**TASK:** Write out the material exactly, leaving every picture behind.
--- begin ---
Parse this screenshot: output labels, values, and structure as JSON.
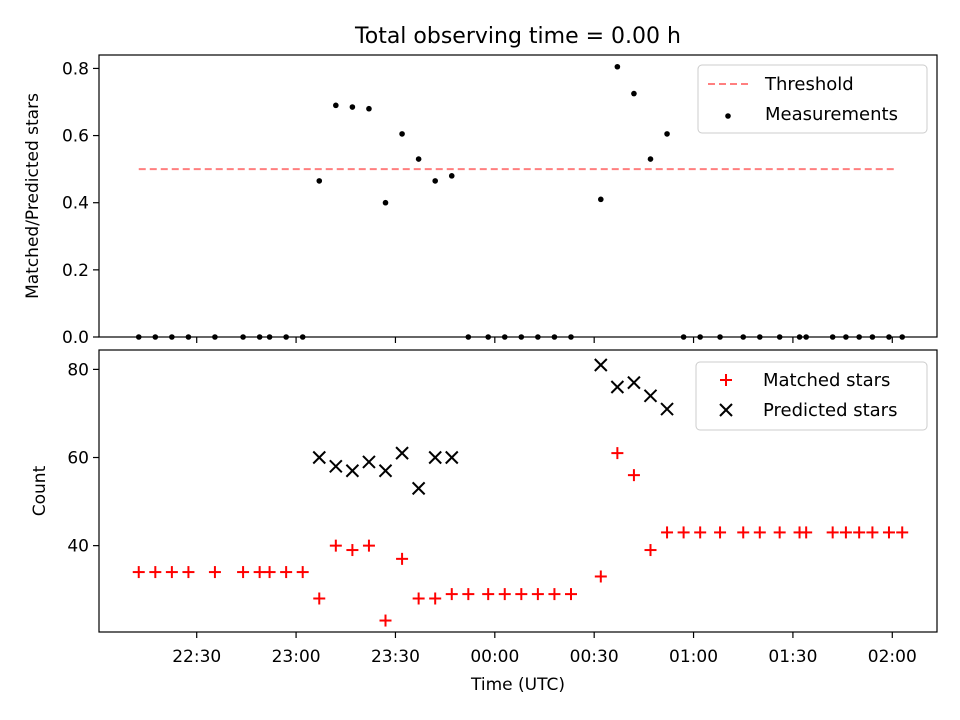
{
  "chart_data": {
    "title": "Total observing time = 0.00 h",
    "xlabel": "Time (UTC)",
    "x_tick_labels": [
      "22:30",
      "23:00",
      "23:30",
      "00:00",
      "00:30",
      "01:00",
      "01:30",
      "02:00"
    ],
    "x_tick_minutes": [
      0,
      30,
      60,
      90,
      120,
      150,
      180,
      210
    ],
    "x_range_minutes": [
      -29.5,
      223.5
    ],
    "x_note_minutes": "minutes after 22:30 UTC",
    "panels": [
      {
        "type": "scatter",
        "ylabel": "Matched/Predicted stars",
        "ylim": [
          0,
          0.84
        ],
        "yticks": [
          0.0,
          0.2,
          0.4,
          0.6,
          0.8
        ],
        "ytick_labels": [
          "0.0",
          "0.2",
          "0.4",
          "0.6",
          "0.8"
        ],
        "legend_position": "top-right",
        "threshold": {
          "name": "Threshold",
          "value": 0.5,
          "x_range": [
            -17.5,
            210.5
          ],
          "color": "#ff7f7f"
        },
        "series": [
          {
            "name": "Measurements",
            "color": "#000000",
            "marker": "dot",
            "x": [
              -17.5,
              -12.5,
              -7.5,
              -2.5,
              5.5,
              14,
              19,
              22,
              27,
              32,
              37,
              42,
              47,
              52,
              57,
              62,
              67,
              72,
              77,
              82,
              88,
              93,
              98,
              103,
              108,
              113,
              122,
              127,
              132,
              137,
              142,
              147,
              152,
              158,
              165,
              170,
              176,
              182,
              184,
              192,
              196,
              200,
              204,
              209,
              213
            ],
            "y": [
              0,
              0,
              0,
              0,
              0,
              0,
              0,
              0,
              0,
              0,
              0.465,
              0.69,
              0.685,
              0.68,
              0.4,
              0.605,
              0.53,
              0.465,
              0.48,
              0,
              0,
              0,
              0,
              0,
              0,
              0,
              0.41,
              0.805,
              0.725,
              0.53,
              0.605,
              0,
              0,
              0,
              0,
              0,
              0,
              0,
              0,
              0,
              0,
              0,
              0,
              0,
              0
            ]
          }
        ]
      },
      {
        "type": "scatter",
        "ylabel": "Count",
        "ylim": [
          20.4,
          84.4
        ],
        "yticks": [
          40,
          60,
          80
        ],
        "ytick_labels": [
          "40",
          "60",
          "80"
        ],
        "legend_position": "top-right",
        "series": [
          {
            "name": "Matched stars",
            "color": "#ff0000",
            "marker": "plus",
            "x": [
              -17.5,
              -12.5,
              -7.5,
              -2.5,
              5.5,
              14,
              19,
              22,
              27,
              32,
              37,
              42,
              47,
              52,
              57,
              62,
              67,
              72,
              77,
              82,
              88,
              93,
              98,
              103,
              108,
              113,
              122,
              127,
              132,
              137,
              142,
              147,
              152,
              158,
              165,
              170,
              176,
              182,
              184,
              192,
              196,
              200,
              204,
              209,
              213
            ],
            "y": [
              34,
              34,
              34,
              34,
              34,
              34,
              34,
              34,
              34,
              34,
              28,
              40,
              39,
              40,
              23,
              37,
              28,
              28,
              29,
              29,
              29,
              29,
              29,
              29,
              29,
              29,
              33,
              61,
              56,
              39,
              43,
              43,
              43,
              43,
              43,
              43,
              43,
              43,
              43,
              43,
              43,
              43,
              43,
              43,
              43
            ]
          },
          {
            "name": "Predicted stars",
            "color": "#000000",
            "marker": "x",
            "x": [
              37,
              42,
              47,
              52,
              57,
              62,
              67,
              72,
              77,
              122,
              127,
              132,
              137,
              142
            ],
            "y": [
              60,
              58,
              57,
              59,
              57,
              61,
              53,
              60,
              60,
              81,
              76,
              77,
              74,
              71
            ]
          }
        ]
      }
    ]
  }
}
--- end ---
**SOLUTION TO THIS PROBLEM:**
Parse this screenshot: output labels, values, and structure as JSON.
{
  "chart_data": {
    "title": "Total observing time = 0.00 h",
    "xlabel": "Time (UTC)",
    "x_tick_labels": [
      "22:30",
      "23:00",
      "23:30",
      "00:00",
      "00:30",
      "01:00",
      "01:30",
      "02:00"
    ],
    "x_tick_minutes": [
      0,
      30,
      60,
      90,
      120,
      150,
      180,
      210
    ],
    "x_range_minutes": [
      -29.5,
      223.5
    ],
    "x_note_minutes": "minutes after 22:30 UTC",
    "panels": [
      {
        "type": "scatter",
        "ylabel": "Matched/Predicted stars",
        "ylim": [
          0,
          0.84
        ],
        "yticks": [
          0.0,
          0.2,
          0.4,
          0.6,
          0.8
        ],
        "ytick_labels": [
          "0.0",
          "0.2",
          "0.4",
          "0.6",
          "0.8"
        ],
        "legend_position": "top-right",
        "threshold": {
          "name": "Threshold",
          "value": 0.5,
          "x_range": [
            -17.5,
            210.5
          ],
          "color": "#ff7f7f"
        },
        "series": [
          {
            "name": "Measurements",
            "color": "#000000",
            "marker": "dot",
            "x": [
              -17.5,
              -12.5,
              -7.5,
              -2.5,
              5.5,
              14,
              19,
              22,
              27,
              32,
              37,
              42,
              47,
              52,
              57,
              62,
              67,
              72,
              77,
              82,
              88,
              93,
              98,
              103,
              108,
              113,
              122,
              127,
              132,
              137,
              142,
              147,
              152,
              158,
              165,
              170,
              176,
              182,
              184,
              192,
              196,
              200,
              204,
              209,
              213
            ],
            "y": [
              0,
              0,
              0,
              0,
              0,
              0,
              0,
              0,
              0,
              0,
              0.465,
              0.69,
              0.685,
              0.68,
              0.4,
              0.605,
              0.53,
              0.465,
              0.48,
              0,
              0,
              0,
              0,
              0,
              0,
              0,
              0.41,
              0.805,
              0.725,
              0.53,
              0.605,
              0,
              0,
              0,
              0,
              0,
              0,
              0,
              0,
              0,
              0,
              0,
              0,
              0,
              0
            ]
          }
        ]
      },
      {
        "type": "scatter",
        "ylabel": "Count",
        "ylim": [
          20.4,
          84.4
        ],
        "yticks": [
          40,
          60,
          80
        ],
        "ytick_labels": [
          "40",
          "60",
          "80"
        ],
        "legend_position": "top-right",
        "series": [
          {
            "name": "Matched stars",
            "color": "#ff0000",
            "marker": "plus",
            "x": [
              -17.5,
              -12.5,
              -7.5,
              -2.5,
              5.5,
              14,
              19,
              22,
              27,
              32,
              37,
              42,
              47,
              52,
              57,
              62,
              67,
              72,
              77,
              82,
              88,
              93,
              98,
              103,
              108,
              113,
              122,
              127,
              132,
              137,
              142,
              147,
              152,
              158,
              165,
              170,
              176,
              182,
              184,
              192,
              196,
              200,
              204,
              209,
              213
            ],
            "y": [
              34,
              34,
              34,
              34,
              34,
              34,
              34,
              34,
              34,
              34,
              28,
              40,
              39,
              40,
              23,
              37,
              28,
              28,
              29,
              29,
              29,
              29,
              29,
              29,
              29,
              29,
              33,
              61,
              56,
              39,
              43,
              43,
              43,
              43,
              43,
              43,
              43,
              43,
              43,
              43,
              43,
              43,
              43,
              43,
              43
            ]
          },
          {
            "name": "Predicted stars",
            "color": "#000000",
            "marker": "x",
            "x": [
              37,
              42,
              47,
              52,
              57,
              62,
              67,
              72,
              77,
              122,
              127,
              132,
              137,
              142
            ],
            "y": [
              60,
              58,
              57,
              59,
              57,
              61,
              53,
              60,
              60,
              81,
              76,
              77,
              74,
              71
            ]
          }
        ]
      }
    ]
  }
}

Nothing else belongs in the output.